Written task: Repeat everything in the material exactly.

╭─ Data shown

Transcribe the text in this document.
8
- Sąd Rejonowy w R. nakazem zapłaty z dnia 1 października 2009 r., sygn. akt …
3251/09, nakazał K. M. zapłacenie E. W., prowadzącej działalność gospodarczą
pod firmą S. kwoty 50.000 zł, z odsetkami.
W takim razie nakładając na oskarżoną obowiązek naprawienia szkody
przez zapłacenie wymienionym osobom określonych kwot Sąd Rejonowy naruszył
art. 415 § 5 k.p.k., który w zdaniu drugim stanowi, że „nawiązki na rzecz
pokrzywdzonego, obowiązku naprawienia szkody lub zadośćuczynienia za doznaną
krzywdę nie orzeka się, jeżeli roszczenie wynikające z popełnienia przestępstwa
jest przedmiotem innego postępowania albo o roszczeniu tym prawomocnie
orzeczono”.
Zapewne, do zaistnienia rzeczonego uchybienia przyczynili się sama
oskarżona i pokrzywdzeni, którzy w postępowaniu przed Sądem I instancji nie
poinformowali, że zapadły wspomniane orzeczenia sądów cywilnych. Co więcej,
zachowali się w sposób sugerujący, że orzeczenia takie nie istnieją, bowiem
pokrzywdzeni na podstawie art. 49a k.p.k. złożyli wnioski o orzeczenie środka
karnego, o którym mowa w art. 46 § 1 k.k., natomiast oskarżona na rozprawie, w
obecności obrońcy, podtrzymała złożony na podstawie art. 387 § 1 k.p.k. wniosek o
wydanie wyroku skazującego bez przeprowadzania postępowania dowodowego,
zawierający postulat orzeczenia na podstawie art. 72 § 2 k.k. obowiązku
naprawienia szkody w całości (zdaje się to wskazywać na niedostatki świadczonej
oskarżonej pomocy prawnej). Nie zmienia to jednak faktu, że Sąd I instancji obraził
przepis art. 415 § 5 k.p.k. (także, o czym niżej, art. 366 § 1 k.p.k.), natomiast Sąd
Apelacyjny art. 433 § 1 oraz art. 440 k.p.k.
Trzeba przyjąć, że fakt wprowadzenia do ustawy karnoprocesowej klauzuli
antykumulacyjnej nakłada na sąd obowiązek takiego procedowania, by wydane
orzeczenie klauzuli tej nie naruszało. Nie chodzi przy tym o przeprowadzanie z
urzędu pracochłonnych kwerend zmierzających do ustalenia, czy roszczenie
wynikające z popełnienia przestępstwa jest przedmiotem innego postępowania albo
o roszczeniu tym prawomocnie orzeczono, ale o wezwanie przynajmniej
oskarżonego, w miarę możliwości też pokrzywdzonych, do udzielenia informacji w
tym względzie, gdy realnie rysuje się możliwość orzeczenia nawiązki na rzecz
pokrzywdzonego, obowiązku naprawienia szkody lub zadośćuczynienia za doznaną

╰─

Written solution:
Transcribe the text in this document.
8
- Sąd Rejonowy w R. nakazem zapłaty z dnia 1 października 2009 r., sygn. akt …
3251/09, nakazał K. M. zapłacenie E. W., prowadzącej działalność gospodarczą
pod firmą S. kwoty 50.000 zł, z odsetkami.
W takim razie nakładając na oskarżoną obowiązek naprawienia szkody
przez zapłacenie wymienionym osobom określonych kwot Sąd Rejonowy naruszył
art. 415 § 5 k.p.k., który w zdaniu drugim stanowi, że „nawiązki na rzecz
pokrzywdzonego, obowiązku naprawienia szkody lub zadośćuczynienia za doznaną
krzywdę nie orzeka się, jeżeli roszczenie wynikające z popełnienia przestępstwa
jest przedmiotem innego postępowania albo o roszczeniu tym prawomocnie
orzeczono”.
Zapewne, do zaistnienia rzeczonego uchybienia przyczynili się sama
oskarżona i pokrzywdzeni, którzy w postępowaniu przed Sądem I instancji nie
poinformowali, że zapadły wspomniane orzeczenia sądów cywilnych. Co więcej,
zachowali się w sposób sugerujący, że orzeczenia takie nie istnieją, bowiem
pokrzywdzeni na podstawie art. 49a k.p.k. złożyli wnioski o orzeczenie środka
karnego, o którym mowa w art. 46 § 1 k.k., natomiast oskarżona na rozprawie, w
obecności obrońcy, podtrzymała złożony na podstawie art. 387 § 1 k.p.k. wniosek o
wydanie wyroku skazującego bez przeprowadzania postępowania dowodowego,
zawierający postulat orzeczenia na podstawie art. 72 § 2 k.k. obowiązku
naprawienia szkody w całości (zdaje się to wskazywać na niedostatki świadczonej
oskarżonej pomocy prawnej). Nie zmienia to jednak faktu, że Sąd I instancji obraził
przepis art. 415 § 5 k.p.k. (także, o czym niżej, art. 366 § 1 k.p.k.), natomiast Sąd
Apelacyjny art. 433 § 1 oraz art. 440 k.p.k.
Trzeba przyjąć, że fakt wprowadzenia do ustawy karnoprocesowej klauzuli
antykumulacyjnej nakłada na sąd obowiązek takiego procedowania, by wydane
orzeczenie klauzuli tej nie naruszało. Nie chodzi przy tym o przeprowadzanie z
urzędu pracochłonnych kwerend zmierzających do ustalenia, czy roszczenie
wynikające z popełnienia przestępstwa jest przedmiotem innego postępowania albo
o roszczeniu tym prawomocnie orzeczono, ale o wezwanie przynajmniej
oskarżonego, w miarę możliwości też pokrzywdzonych, do udzielenia informacji w
tym względzie, gdy realnie rysuje się możliwość orzeczenia nawiązki na rzecz
pokrzywdzonego, obowiązku naprawienia szkody lub zadośćuczynienia za doznaną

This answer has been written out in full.